TASK GOAL: Copy every line of the data entries below without any changes.

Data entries
———
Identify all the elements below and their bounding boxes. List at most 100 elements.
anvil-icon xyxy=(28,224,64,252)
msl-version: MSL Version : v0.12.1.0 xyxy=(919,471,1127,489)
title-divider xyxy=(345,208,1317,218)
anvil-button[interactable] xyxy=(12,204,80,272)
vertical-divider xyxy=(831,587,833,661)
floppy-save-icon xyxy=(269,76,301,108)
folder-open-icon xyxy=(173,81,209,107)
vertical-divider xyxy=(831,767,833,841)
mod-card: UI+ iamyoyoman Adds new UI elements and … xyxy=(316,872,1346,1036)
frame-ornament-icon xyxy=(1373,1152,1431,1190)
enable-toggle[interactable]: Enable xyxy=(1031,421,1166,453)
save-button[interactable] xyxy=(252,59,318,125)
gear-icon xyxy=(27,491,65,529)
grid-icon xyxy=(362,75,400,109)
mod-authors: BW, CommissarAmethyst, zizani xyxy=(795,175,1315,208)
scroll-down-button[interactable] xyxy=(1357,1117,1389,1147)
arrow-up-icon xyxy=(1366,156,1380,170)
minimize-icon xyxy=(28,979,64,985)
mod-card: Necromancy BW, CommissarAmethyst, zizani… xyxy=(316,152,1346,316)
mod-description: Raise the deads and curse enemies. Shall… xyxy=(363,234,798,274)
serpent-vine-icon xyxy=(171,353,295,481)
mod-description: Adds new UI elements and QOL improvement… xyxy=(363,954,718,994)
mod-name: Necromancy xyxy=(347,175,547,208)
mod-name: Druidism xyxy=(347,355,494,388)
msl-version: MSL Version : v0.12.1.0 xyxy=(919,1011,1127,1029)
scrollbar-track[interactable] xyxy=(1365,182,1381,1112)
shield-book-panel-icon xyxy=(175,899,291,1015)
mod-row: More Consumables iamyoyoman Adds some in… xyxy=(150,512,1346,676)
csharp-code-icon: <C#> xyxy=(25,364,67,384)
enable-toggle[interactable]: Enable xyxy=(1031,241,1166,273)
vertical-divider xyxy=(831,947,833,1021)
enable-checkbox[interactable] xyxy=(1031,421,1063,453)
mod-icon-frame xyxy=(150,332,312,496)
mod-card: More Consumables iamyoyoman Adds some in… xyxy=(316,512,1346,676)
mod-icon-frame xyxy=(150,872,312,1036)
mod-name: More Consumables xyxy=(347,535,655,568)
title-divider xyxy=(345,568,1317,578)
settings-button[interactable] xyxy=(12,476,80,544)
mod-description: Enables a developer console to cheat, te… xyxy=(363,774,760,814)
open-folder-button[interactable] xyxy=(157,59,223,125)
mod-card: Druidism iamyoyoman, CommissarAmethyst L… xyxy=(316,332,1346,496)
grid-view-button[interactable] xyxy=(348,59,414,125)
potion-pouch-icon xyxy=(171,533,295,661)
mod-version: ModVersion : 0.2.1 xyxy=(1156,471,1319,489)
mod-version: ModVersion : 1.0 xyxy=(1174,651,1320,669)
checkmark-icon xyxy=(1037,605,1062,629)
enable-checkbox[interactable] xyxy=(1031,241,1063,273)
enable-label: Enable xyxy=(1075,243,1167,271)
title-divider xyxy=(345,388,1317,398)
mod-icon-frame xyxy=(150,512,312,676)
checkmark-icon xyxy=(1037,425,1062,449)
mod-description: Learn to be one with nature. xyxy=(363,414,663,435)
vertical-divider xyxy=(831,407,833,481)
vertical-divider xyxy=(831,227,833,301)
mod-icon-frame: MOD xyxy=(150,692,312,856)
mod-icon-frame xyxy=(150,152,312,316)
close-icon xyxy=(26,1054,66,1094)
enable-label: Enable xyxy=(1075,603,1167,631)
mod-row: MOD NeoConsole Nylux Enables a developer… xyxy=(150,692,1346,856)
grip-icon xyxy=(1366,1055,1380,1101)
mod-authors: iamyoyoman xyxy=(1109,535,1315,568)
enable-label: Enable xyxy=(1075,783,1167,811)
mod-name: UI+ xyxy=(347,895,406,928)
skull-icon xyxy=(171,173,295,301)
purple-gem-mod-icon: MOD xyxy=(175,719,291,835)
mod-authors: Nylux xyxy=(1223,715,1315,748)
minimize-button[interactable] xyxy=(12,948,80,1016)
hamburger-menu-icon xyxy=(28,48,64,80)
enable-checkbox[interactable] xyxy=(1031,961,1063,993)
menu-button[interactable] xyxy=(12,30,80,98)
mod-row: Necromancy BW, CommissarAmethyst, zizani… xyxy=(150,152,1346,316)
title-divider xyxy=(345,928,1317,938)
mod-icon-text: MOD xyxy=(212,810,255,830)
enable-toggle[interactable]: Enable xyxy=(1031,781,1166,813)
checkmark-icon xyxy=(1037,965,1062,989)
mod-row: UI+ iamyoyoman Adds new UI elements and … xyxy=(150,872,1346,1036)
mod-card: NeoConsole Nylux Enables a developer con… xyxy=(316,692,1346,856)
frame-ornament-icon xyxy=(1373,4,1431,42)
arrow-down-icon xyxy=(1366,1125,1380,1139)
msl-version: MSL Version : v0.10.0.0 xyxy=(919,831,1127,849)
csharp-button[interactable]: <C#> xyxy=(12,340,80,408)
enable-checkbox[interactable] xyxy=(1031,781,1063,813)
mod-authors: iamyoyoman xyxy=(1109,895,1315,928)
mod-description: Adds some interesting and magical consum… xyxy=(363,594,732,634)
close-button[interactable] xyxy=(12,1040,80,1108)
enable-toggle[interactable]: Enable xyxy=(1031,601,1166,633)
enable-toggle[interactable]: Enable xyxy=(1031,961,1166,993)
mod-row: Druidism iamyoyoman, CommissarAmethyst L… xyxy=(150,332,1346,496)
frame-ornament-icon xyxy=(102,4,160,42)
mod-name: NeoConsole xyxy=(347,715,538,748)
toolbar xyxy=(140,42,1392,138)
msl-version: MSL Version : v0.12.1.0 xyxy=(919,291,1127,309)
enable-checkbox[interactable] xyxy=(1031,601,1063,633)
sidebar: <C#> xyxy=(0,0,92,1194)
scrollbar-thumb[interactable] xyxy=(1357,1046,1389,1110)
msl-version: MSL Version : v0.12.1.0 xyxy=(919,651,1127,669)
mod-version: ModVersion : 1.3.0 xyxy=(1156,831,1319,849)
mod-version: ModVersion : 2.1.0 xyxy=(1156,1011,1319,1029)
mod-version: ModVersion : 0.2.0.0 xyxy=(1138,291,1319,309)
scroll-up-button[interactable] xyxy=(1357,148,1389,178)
———
EXERCISE RESULT:
Identify all the elements below and their bounding boxes. List at most 100 elements.
anvil-icon xyxy=(28,224,64,252)
msl-version: MSL Version : v0.12.1.0 xyxy=(919,471,1127,489)
title-divider xyxy=(345,208,1317,218)
anvil-button[interactable] xyxy=(12,204,80,272)
vertical-divider xyxy=(831,587,833,661)
floppy-save-icon xyxy=(269,76,301,108)
folder-open-icon xyxy=(173,81,209,107)
vertical-divider xyxy=(831,767,833,841)
mod-card: UI+ iamyoyoman Adds new UI elements and … xyxy=(316,872,1346,1036)
frame-ornament-icon xyxy=(1373,1152,1431,1190)
enable-toggle[interactable]: Enable xyxy=(1031,421,1166,453)
save-button[interactable] xyxy=(252,59,318,125)
gear-icon xyxy=(27,491,65,529)
grid-icon xyxy=(362,75,400,109)
mod-authors: BW, CommissarAmethyst, zizani xyxy=(795,175,1315,208)
scroll-down-button[interactable] xyxy=(1357,1117,1389,1147)
arrow-up-icon xyxy=(1366,156,1380,170)
minimize-icon xyxy=(28,979,64,985)
mod-card: Necromancy BW, CommissarAmethyst, zizani… xyxy=(316,152,1346,316)
mod-description: Raise the deads and curse enemies. Shall… xyxy=(363,234,798,274)
serpent-vine-icon xyxy=(171,353,295,481)
mod-description: Adds new UI elements and QOL improvement… xyxy=(363,954,718,994)
mod-name: Necromancy xyxy=(347,175,547,208)
mod-name: Druidism xyxy=(347,355,494,388)
msl-version: MSL Version : v0.12.1.0 xyxy=(919,1011,1127,1029)
scrollbar-track[interactable] xyxy=(1365,182,1381,1112)
shield-book-panel-icon xyxy=(175,899,291,1015)
mod-row: More Consumables iamyoyoman Adds some in… xyxy=(150,512,1346,676)
csharp-code-icon: <C#> xyxy=(25,364,67,384)
enable-toggle[interactable]: Enable xyxy=(1031,241,1166,273)
vertical-divider xyxy=(831,947,833,1021)
enable-checkbox[interactable] xyxy=(1031,421,1063,453)
mod-icon-frame xyxy=(150,332,312,496)
mod-card: More Consumables iamyoyoman Adds some in… xyxy=(316,512,1346,676)
mod-icon-frame xyxy=(150,872,312,1036)
mod-name: More Consumables xyxy=(347,535,655,568)
title-divider xyxy=(345,568,1317,578)
settings-button[interactable] xyxy=(12,476,80,544)
mod-description: Enables a developer console to cheat, te… xyxy=(363,774,760,814)
open-folder-button[interactable] xyxy=(157,59,223,125)
mod-card: Druidism iamyoyoman, CommissarAmethyst L… xyxy=(316,332,1346,496)
grid-view-button[interactable] xyxy=(348,59,414,125)
potion-pouch-icon xyxy=(171,533,295,661)
mod-version: ModVersion : 0.2.1 xyxy=(1156,471,1319,489)
mod-version: ModVersion : 1.0 xyxy=(1174,651,1320,669)
checkmark-icon xyxy=(1037,605,1062,629)
enable-checkbox[interactable] xyxy=(1031,241,1063,273)
enable-label: Enable xyxy=(1075,243,1167,271)
title-divider xyxy=(345,388,1317,398)
mod-icon-frame xyxy=(150,512,312,676)
checkmark-icon xyxy=(1037,425,1062,449)
mod-description: Learn to be one with nature. xyxy=(363,414,663,435)
vertical-divider xyxy=(831,407,833,481)
vertical-divider xyxy=(831,227,833,301)
mod-icon-frame: MOD xyxy=(150,692,312,856)
mod-icon-frame xyxy=(150,152,312,316)
close-icon xyxy=(26,1054,66,1094)
enable-label: Enable xyxy=(1075,603,1167,631)
mod-row: MOD NeoConsole Nylux Enables a developer… xyxy=(150,692,1346,856)
grip-icon xyxy=(1366,1055,1380,1101)
mod-authors: iamyoyoman xyxy=(1109,535,1315,568)
enable-label: Enable xyxy=(1075,783,1167,811)
mod-name: UI+ xyxy=(347,895,406,928)
skull-icon xyxy=(171,173,295,301)
purple-gem-mod-icon: MOD xyxy=(175,719,291,835)
mod-authors: Nylux xyxy=(1223,715,1315,748)
minimize-button[interactable] xyxy=(12,948,80,1016)
hamburger-menu-icon xyxy=(28,48,64,80)
enable-checkbox[interactable] xyxy=(1031,961,1063,993)
menu-button[interactable] xyxy=(12,30,80,98)
mod-row: Necromancy BW, CommissarAmethyst, zizani… xyxy=(150,152,1346,316)
title-divider xyxy=(345,928,1317,938)
mod-icon-text: MOD xyxy=(212,810,255,830)
enable-toggle[interactable]: Enable xyxy=(1031,781,1166,813)
checkmark-icon xyxy=(1037,965,1062,989)
mod-row: UI+ iamyoyoman Adds new UI elements and … xyxy=(150,872,1346,1036)
mod-card: NeoConsole Nylux Enables a developer con… xyxy=(316,692,1346,856)
frame-ornament-icon xyxy=(1373,4,1431,42)
arrow-down-icon xyxy=(1366,1125,1380,1139)
msl-version: MSL Version : v0.10.0.0 xyxy=(919,831,1127,849)
csharp-button[interactable]: <C#> xyxy=(12,340,80,408)
enable-checkbox[interactable] xyxy=(1031,781,1063,813)
mod-authors: iamyoyoman xyxy=(1109,895,1315,928)
mod-description: Adds some interesting and magical consum… xyxy=(363,594,732,634)
close-button[interactable] xyxy=(12,1040,80,1108)
enable-toggle[interactable]: Enable xyxy=(1031,601,1166,633)
enable-toggle[interactable]: Enable xyxy=(1031,961,1166,993)
mod-row: Druidism iamyoyoman, CommissarAmethyst L… xyxy=(150,332,1346,496)
frame-ornament-icon xyxy=(102,4,160,42)
mod-name: NeoConsole xyxy=(347,715,538,748)
toolbar xyxy=(140,42,1392,138)
msl-version: MSL Version : v0.12.1.0 xyxy=(919,291,1127,309)
enable-checkbox[interactable] xyxy=(1031,601,1063,633)
sidebar: <C#> xyxy=(0,0,92,1194)
scrollbar-thumb[interactable] xyxy=(1357,1046,1389,1110)
msl-version: MSL Version : v0.12.1.0 xyxy=(919,651,1127,669)
mod-version: ModVersion : 1.3.0 xyxy=(1156,831,1319,849)
mod-version: ModVersion : 2.1.0 xyxy=(1156,1011,1319,1029)
mod-version: ModVersion : 0.2.0.0 xyxy=(1138,291,1319,309)
scroll-up-button[interactable] xyxy=(1357,148,1389,178)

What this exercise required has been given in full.